What to produce
Return all entries word for word, but drop any images.

+ + + + +

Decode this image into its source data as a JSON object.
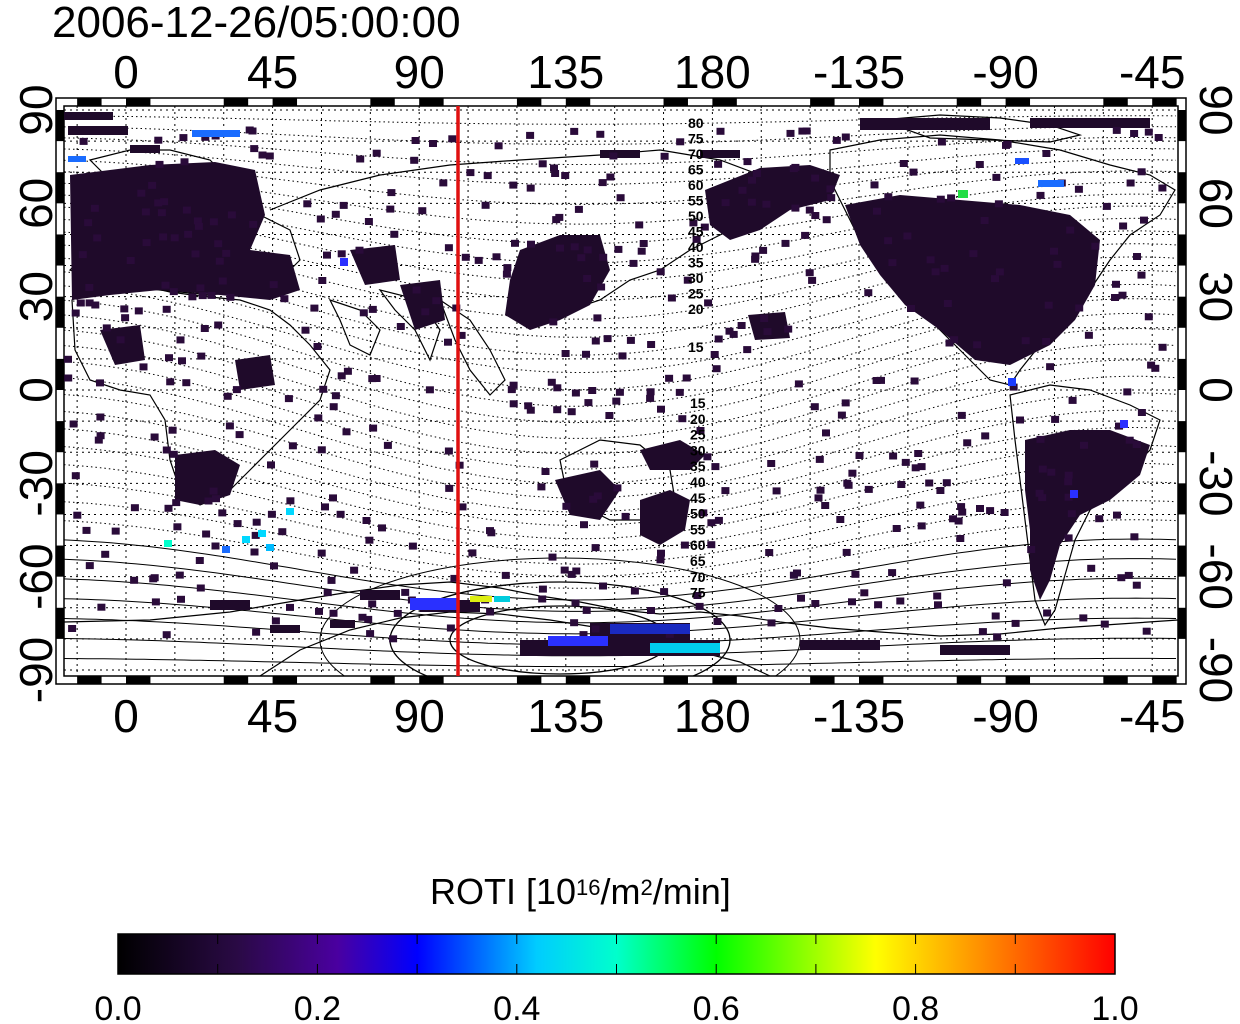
{
  "title": "2006-12-26/05:00:00",
  "top_axis_ticks": [
    "0",
    "45",
    "90",
    "135",
    "180",
    "-135",
    "-90",
    "-45"
  ],
  "bottom_axis_ticks": [
    "0",
    "45",
    "90",
    "135",
    "180",
    "-135",
    "-90",
    "-45"
  ],
  "left_axis_ticks": [
    "90",
    "60",
    "30",
    "0",
    "-30",
    "-60",
    "-90"
  ],
  "right_axis_ticks": [
    "90",
    "60",
    "30",
    "0",
    "-30",
    "-60",
    "-90"
  ],
  "contour_labels_north": [
    "80",
    "75",
    "70",
    "65",
    "60",
    "55",
    "50",
    "45",
    "40",
    "35",
    "30",
    "25",
    "20",
    "15"
  ],
  "contour_labels_south": [
    "15",
    "20",
    "25",
    "30",
    "35",
    "40",
    "45",
    "50",
    "55",
    "60",
    "65",
    "70",
    "75"
  ],
  "colorbar": {
    "title_main": "ROTI  [10",
    "title_exp1": "16",
    "title_mid": "/m",
    "title_exp2": "2",
    "title_end": "/min]",
    "ticks": [
      "0.0",
      "0.2",
      "0.4",
      "0.6",
      "0.8",
      "1.0"
    ],
    "colors": [
      "#000000",
      "#3b0070",
      "#0000ff",
      "#00ffff",
      "#00ff00",
      "#ffff00",
      "#ff8000",
      "#ff0000"
    ]
  },
  "marker_line": {
    "longitude": 105,
    "color": "#e01010"
  },
  "colors": {
    "data_cells": "#1f0a2a",
    "grid": "#000000"
  }
}
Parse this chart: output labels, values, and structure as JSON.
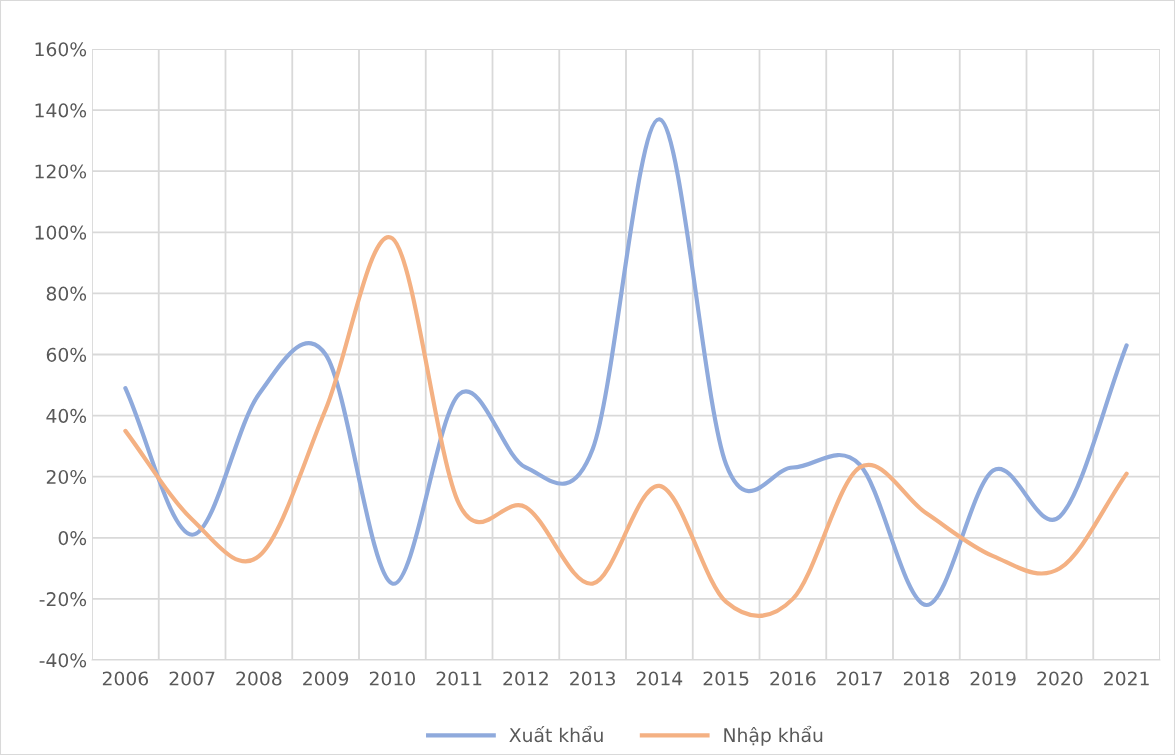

+ + + + +

The output
Decode this image into its source data as a JSON object.
{
  "title": "2006-12-26/05:00:00",
  "top_axis_ticks": [
    "0",
    "45",
    "90",
    "135",
    "180",
    "-135",
    "-90",
    "-45"
  ],
  "bottom_axis_ticks": [
    "0",
    "45",
    "90",
    "135",
    "180",
    "-135",
    "-90",
    "-45"
  ],
  "left_axis_ticks": [
    "90",
    "60",
    "30",
    "0",
    "-30",
    "-60",
    "-90"
  ],
  "right_axis_ticks": [
    "90",
    "60",
    "30",
    "0",
    "-30",
    "-60",
    "-90"
  ],
  "contour_labels_north": [
    "80",
    "75",
    "70",
    "65",
    "60",
    "55",
    "50",
    "45",
    "40",
    "35",
    "30",
    "25",
    "20",
    "15"
  ],
  "contour_labels_south": [
    "15",
    "20",
    "25",
    "30",
    "35",
    "40",
    "45",
    "50",
    "55",
    "60",
    "65",
    "70",
    "75"
  ],
  "colorbar": {
    "title_main": "ROTI  [10",
    "title_exp1": "16",
    "title_mid": "/m",
    "title_exp2": "2",
    "title_end": "/min]",
    "ticks": [
      "0.0",
      "0.2",
      "0.4",
      "0.6",
      "0.8",
      "1.0"
    ],
    "colors": [
      "#000000",
      "#3b0070",
      "#0000ff",
      "#00ffff",
      "#00ff00",
      "#ffff00",
      "#ff8000",
      "#ff0000"
    ]
  },
  "marker_line": {
    "longitude": 105,
    "color": "#e01010"
  },
  "colors": {
    "data_cells": "#1f0a2a",
    "grid": "#000000"
  }
}
Parse this chart: output labels, values, and structure as JSON.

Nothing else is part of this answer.